▸ What is asked: Leave out the pictures and copy everything else below exactly.

▸ Records for processing:

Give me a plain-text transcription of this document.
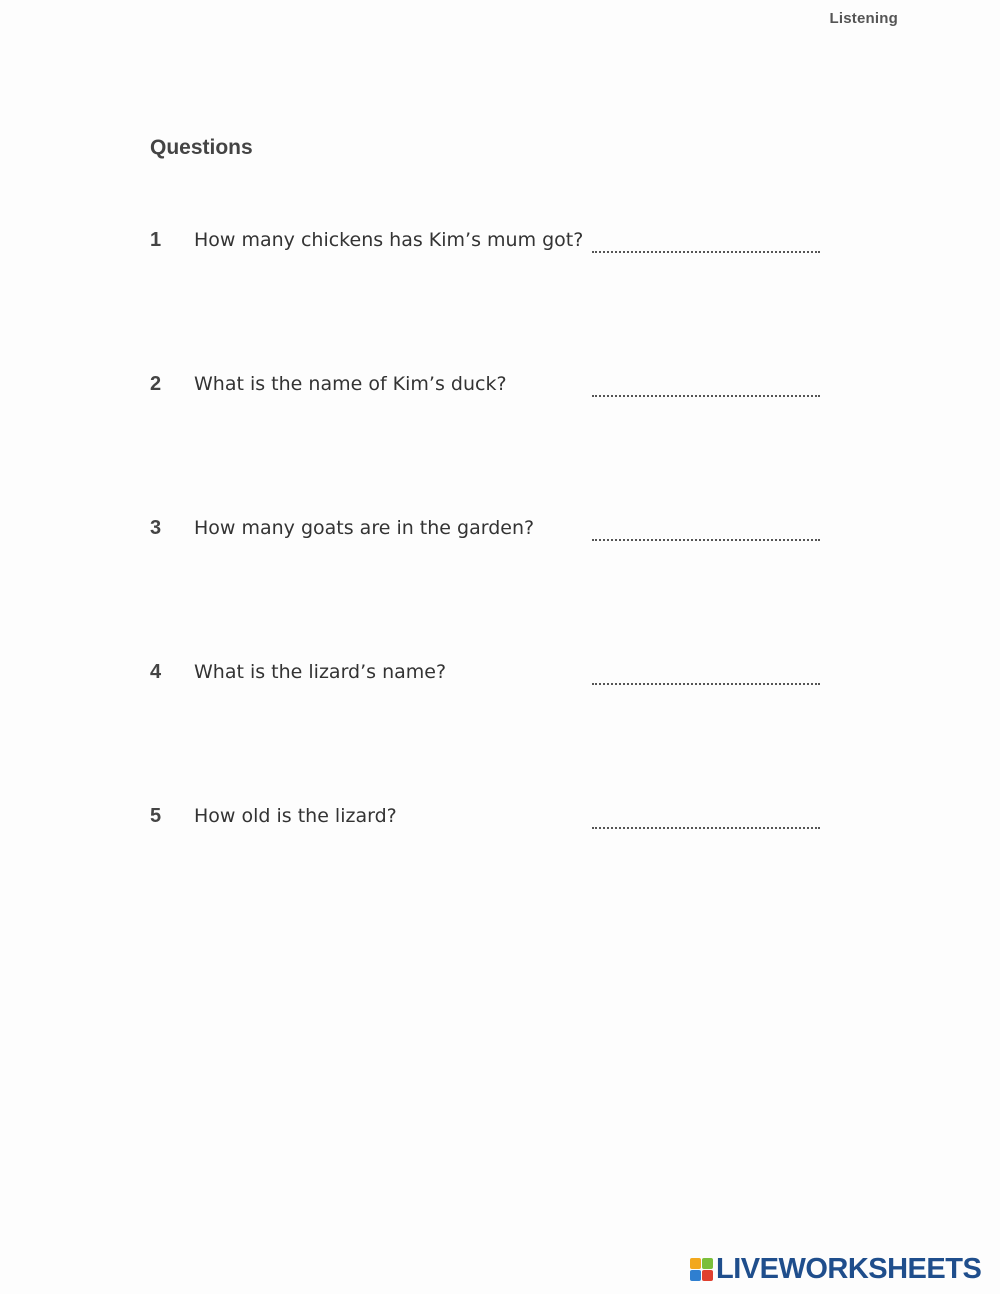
Listening
Questions
1 How many chickens has Kim’s mum got?
2 What is the name of Kim’s duck?
3 How many goats are in the garden?
4 What is the lizard’s name?
5 How old is the lizard?
LIVEWORKSHEETS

▸ Exercise solution:
Give me a plain-text transcription of this document.
Listening
Questions
1 How many chickens has Kim’s mum got?
2 What is the name of Kim’s duck?
3 How many goats are in the garden?
4 What is the lizard’s name?
5 How old is the lizard?
LIVEWORKSHEETS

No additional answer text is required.